### WRITTEN TASK:
Transcribe the rows below from the line with "ellipsis-icon (1306, 850, 1310, 854)" up to and including the line with "759, 1330, 784)", and nothing else.

━━━━━━

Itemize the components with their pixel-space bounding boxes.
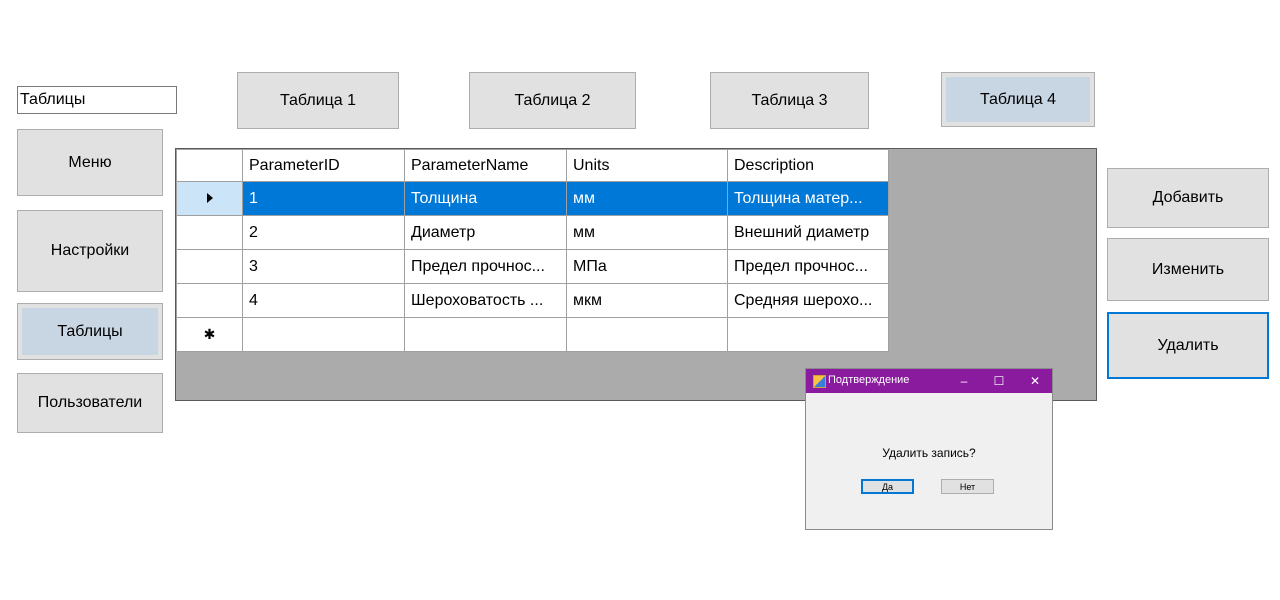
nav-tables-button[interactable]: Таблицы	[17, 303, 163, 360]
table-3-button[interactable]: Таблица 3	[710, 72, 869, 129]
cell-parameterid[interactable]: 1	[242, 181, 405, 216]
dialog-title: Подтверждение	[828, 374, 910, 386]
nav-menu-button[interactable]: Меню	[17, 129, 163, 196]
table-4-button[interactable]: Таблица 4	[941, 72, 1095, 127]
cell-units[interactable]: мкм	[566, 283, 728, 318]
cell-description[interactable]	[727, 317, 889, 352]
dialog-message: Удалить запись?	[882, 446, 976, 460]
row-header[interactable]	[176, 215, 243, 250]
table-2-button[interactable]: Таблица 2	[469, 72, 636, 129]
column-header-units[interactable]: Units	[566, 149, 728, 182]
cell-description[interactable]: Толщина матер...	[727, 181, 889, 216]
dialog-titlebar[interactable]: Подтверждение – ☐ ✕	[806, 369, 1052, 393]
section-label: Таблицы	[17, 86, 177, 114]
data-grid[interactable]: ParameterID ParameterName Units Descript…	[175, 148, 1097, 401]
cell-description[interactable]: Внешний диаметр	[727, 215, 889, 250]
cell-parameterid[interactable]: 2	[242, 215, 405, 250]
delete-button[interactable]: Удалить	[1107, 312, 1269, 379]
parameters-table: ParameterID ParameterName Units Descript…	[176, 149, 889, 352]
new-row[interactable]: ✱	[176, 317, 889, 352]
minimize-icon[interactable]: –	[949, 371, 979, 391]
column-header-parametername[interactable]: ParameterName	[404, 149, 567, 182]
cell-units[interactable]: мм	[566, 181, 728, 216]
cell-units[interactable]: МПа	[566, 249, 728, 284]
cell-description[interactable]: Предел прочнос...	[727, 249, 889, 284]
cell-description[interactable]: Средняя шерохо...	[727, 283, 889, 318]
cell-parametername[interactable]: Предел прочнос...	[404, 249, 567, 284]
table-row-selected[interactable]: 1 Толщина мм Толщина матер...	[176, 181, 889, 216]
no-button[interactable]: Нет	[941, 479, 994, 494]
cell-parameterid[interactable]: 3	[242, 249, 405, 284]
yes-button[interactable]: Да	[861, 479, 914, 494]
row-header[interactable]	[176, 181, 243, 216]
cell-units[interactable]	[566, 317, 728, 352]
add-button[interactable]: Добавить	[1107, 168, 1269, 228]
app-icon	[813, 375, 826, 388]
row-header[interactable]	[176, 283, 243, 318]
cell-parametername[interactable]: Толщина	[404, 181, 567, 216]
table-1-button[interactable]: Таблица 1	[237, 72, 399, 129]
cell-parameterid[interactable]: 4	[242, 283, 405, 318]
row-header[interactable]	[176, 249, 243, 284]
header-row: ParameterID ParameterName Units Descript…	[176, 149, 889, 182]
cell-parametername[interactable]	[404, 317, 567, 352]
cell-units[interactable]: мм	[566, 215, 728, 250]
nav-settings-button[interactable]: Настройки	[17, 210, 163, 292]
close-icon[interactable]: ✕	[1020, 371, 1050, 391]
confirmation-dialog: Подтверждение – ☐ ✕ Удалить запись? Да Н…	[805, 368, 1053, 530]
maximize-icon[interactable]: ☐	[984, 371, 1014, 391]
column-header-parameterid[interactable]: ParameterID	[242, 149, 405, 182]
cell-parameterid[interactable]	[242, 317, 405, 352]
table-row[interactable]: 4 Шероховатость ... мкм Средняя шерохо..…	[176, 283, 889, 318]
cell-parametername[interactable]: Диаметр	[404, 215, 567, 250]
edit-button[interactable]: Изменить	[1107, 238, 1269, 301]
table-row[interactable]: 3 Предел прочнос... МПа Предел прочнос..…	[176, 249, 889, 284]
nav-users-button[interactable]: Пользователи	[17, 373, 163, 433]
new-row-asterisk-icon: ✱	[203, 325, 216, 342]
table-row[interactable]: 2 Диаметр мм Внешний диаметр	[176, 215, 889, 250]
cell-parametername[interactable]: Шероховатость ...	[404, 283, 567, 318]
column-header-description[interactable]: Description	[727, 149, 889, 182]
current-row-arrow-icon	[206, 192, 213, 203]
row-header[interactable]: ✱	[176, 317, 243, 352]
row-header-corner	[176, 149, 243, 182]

━━━━━━

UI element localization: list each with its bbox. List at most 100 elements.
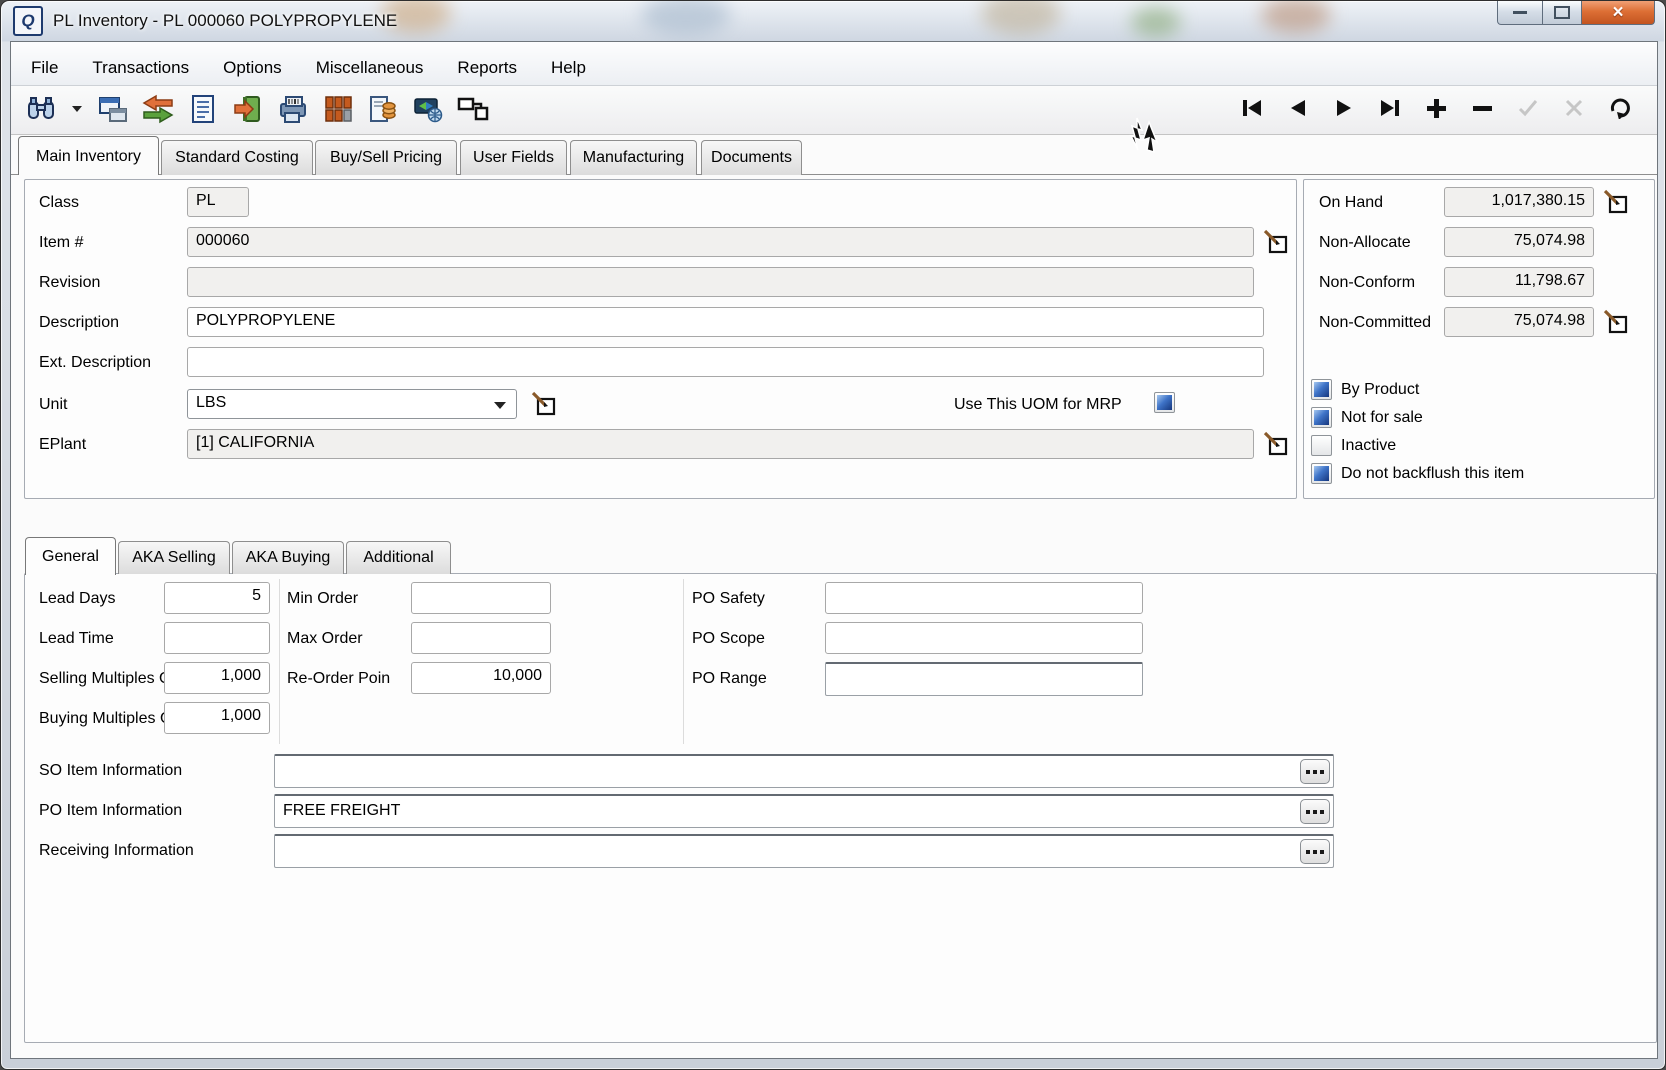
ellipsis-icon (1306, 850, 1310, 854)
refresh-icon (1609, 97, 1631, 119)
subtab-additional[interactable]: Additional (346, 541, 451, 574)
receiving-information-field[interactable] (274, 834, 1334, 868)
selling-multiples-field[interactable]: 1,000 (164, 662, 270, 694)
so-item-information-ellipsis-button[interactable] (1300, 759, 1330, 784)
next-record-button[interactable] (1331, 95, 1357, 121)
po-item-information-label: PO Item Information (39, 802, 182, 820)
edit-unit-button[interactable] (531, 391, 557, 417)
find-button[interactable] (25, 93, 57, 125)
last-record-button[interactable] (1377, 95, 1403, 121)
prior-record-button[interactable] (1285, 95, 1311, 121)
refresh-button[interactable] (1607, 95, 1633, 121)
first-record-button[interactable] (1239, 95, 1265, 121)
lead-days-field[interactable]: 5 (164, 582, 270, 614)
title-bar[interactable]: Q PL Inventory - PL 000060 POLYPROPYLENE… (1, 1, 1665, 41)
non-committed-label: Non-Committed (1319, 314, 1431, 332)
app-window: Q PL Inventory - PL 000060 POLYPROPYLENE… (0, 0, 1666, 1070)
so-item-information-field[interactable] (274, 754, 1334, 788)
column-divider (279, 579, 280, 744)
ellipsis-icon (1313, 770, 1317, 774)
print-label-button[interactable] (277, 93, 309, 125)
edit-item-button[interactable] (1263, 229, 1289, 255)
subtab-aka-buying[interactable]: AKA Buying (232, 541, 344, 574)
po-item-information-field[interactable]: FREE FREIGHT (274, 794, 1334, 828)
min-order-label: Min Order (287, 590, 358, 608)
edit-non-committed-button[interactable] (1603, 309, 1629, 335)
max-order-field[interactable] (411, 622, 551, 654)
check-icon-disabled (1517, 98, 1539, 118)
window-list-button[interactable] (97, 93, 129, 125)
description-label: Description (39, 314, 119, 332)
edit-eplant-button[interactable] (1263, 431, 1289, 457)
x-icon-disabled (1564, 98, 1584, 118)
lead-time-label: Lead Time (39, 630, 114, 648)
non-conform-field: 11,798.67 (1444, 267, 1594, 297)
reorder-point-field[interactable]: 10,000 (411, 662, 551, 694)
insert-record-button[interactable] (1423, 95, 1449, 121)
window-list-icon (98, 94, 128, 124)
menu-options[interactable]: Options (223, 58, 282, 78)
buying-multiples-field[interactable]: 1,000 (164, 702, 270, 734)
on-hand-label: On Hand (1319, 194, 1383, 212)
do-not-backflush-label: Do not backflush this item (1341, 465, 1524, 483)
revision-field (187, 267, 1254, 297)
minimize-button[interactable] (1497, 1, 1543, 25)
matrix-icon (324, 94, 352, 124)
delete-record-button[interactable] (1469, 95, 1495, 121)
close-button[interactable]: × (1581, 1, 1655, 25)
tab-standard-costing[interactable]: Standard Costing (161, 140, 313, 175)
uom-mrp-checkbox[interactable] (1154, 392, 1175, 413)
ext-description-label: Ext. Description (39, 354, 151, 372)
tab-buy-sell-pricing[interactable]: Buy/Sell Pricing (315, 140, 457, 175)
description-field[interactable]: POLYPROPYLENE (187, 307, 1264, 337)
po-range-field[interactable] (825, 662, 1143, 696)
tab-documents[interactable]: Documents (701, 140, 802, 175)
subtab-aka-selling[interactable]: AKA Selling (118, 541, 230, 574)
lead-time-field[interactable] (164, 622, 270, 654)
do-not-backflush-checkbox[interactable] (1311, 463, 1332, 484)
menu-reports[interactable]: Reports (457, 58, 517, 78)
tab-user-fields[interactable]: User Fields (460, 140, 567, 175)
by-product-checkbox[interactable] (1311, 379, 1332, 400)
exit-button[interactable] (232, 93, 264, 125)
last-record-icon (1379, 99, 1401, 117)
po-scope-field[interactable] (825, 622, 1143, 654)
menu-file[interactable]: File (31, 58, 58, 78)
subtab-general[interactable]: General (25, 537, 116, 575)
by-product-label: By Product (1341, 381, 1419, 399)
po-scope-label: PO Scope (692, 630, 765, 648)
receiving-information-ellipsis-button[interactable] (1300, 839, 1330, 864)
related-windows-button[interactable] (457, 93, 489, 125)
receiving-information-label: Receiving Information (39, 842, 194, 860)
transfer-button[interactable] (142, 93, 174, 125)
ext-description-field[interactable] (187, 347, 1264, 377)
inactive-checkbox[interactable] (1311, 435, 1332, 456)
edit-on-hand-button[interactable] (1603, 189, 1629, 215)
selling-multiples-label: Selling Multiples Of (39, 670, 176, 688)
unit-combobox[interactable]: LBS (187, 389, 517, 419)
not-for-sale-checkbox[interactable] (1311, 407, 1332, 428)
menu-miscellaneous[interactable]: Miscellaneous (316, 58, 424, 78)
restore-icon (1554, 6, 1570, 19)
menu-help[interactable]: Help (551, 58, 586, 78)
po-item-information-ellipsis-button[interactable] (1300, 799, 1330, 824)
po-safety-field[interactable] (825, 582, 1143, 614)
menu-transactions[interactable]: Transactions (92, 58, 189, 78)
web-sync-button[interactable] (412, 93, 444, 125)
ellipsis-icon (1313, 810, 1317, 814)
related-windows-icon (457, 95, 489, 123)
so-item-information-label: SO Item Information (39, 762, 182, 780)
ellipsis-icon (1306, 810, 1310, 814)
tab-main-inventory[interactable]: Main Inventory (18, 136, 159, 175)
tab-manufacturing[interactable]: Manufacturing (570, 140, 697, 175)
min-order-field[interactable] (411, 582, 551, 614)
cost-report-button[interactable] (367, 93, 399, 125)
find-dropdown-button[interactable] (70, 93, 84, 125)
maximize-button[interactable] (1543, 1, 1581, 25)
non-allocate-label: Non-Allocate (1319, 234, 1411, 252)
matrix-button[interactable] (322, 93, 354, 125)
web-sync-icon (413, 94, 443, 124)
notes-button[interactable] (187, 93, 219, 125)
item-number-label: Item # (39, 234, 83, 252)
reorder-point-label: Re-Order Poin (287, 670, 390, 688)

━━━━━━

### THE REPLY:
ellipsis-icon (1306, 850, 1310, 854)
refresh-icon (1609, 97, 1631, 119)
subtab-additional[interactable]: Additional (346, 541, 451, 574)
receiving-information-field[interactable] (274, 834, 1334, 868)
selling-multiples-field[interactable]: 1,000 (164, 662, 270, 694)
so-item-information-ellipsis-button[interactable] (1300, 759, 1330, 784)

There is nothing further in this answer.